# [TASK STATEMENT]
For the listing below, give the count of lines containing the string "window" and nothing else.

# [WORKING DATA]
## START

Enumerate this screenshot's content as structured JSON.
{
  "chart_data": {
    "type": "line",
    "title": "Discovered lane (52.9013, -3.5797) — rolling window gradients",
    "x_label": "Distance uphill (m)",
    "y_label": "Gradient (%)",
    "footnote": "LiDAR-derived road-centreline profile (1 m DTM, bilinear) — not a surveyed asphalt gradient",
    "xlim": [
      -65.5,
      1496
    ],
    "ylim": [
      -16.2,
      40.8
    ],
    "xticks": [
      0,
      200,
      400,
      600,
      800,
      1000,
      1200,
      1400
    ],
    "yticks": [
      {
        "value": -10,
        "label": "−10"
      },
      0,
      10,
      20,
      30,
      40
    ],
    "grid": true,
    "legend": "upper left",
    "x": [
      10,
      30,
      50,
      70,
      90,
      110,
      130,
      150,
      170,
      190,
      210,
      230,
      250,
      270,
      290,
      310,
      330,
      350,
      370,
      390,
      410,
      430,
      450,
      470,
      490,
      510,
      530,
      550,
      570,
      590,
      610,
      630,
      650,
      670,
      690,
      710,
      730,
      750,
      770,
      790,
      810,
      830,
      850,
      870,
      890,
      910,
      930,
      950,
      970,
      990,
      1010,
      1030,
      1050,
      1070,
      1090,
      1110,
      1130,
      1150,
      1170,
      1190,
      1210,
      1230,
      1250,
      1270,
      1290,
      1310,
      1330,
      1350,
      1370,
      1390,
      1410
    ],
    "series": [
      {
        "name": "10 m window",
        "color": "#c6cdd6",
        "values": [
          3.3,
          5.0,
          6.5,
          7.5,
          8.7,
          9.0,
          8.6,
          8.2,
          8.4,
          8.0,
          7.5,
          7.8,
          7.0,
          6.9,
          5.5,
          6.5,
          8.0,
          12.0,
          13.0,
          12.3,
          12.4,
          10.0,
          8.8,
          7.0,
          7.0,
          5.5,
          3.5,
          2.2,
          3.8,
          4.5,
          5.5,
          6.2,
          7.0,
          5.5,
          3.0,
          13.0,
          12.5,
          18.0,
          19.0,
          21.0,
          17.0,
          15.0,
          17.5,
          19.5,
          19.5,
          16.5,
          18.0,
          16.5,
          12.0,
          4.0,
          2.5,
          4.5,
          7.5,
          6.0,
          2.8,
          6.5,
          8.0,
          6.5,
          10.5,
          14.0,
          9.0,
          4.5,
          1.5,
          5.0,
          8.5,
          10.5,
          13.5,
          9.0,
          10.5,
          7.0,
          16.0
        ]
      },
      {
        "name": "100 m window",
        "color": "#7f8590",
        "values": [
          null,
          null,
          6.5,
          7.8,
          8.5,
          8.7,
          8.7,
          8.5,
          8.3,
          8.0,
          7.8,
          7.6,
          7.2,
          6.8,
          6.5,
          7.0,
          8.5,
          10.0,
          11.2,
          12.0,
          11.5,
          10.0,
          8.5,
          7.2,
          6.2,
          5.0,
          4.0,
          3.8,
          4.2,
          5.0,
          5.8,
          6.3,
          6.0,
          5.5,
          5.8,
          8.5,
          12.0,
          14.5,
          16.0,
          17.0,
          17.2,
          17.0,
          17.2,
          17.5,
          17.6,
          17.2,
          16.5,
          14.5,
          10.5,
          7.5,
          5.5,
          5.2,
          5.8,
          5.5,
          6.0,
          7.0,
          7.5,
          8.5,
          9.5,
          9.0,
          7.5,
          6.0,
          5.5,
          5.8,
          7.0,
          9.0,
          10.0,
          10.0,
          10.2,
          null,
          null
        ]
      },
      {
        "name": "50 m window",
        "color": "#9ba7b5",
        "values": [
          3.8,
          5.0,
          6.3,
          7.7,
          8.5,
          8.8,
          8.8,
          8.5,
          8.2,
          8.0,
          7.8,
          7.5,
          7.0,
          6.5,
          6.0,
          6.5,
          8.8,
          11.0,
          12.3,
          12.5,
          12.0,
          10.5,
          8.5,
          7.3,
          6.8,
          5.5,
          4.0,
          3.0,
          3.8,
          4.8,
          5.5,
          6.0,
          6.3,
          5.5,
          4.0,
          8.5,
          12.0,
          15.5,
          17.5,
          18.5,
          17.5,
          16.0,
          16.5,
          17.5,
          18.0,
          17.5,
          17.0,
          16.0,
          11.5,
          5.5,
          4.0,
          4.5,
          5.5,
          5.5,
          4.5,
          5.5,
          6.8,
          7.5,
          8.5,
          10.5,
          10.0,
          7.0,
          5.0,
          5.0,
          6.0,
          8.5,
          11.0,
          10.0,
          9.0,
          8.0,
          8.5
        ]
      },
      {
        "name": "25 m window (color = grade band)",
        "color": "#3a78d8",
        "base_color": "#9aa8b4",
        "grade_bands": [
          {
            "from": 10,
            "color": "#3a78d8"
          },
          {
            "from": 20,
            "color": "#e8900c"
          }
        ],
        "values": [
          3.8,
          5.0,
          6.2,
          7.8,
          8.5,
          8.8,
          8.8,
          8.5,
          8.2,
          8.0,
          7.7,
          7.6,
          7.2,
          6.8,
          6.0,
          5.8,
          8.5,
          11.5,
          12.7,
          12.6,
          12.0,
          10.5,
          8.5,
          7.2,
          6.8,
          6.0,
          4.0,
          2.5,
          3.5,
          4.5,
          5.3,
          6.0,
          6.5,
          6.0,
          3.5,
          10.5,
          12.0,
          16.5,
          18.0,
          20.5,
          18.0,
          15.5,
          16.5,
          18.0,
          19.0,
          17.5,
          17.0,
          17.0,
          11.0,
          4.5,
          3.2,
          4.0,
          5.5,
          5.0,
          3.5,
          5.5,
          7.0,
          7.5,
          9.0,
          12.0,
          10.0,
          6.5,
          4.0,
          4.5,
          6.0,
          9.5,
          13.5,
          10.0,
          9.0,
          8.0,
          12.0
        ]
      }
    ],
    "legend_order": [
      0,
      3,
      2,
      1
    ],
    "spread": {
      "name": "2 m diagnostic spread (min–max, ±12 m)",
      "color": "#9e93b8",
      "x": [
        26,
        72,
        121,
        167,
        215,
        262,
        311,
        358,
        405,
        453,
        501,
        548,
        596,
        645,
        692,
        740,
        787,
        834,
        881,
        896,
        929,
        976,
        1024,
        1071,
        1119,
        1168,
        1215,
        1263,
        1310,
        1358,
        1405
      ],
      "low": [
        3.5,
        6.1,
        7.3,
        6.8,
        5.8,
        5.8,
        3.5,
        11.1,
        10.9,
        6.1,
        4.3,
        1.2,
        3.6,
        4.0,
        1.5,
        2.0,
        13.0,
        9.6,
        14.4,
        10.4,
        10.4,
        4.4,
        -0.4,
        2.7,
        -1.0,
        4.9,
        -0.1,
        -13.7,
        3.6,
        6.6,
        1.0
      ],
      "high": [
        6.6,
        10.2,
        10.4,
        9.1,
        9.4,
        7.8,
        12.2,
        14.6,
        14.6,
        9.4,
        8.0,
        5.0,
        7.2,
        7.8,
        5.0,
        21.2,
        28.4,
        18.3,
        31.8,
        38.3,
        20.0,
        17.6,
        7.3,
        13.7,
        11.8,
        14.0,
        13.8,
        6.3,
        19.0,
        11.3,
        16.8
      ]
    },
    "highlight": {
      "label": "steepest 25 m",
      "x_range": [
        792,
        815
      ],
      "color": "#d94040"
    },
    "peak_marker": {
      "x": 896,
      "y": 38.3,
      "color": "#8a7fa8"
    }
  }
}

## END

# [COMPLETE RESPONSE]
5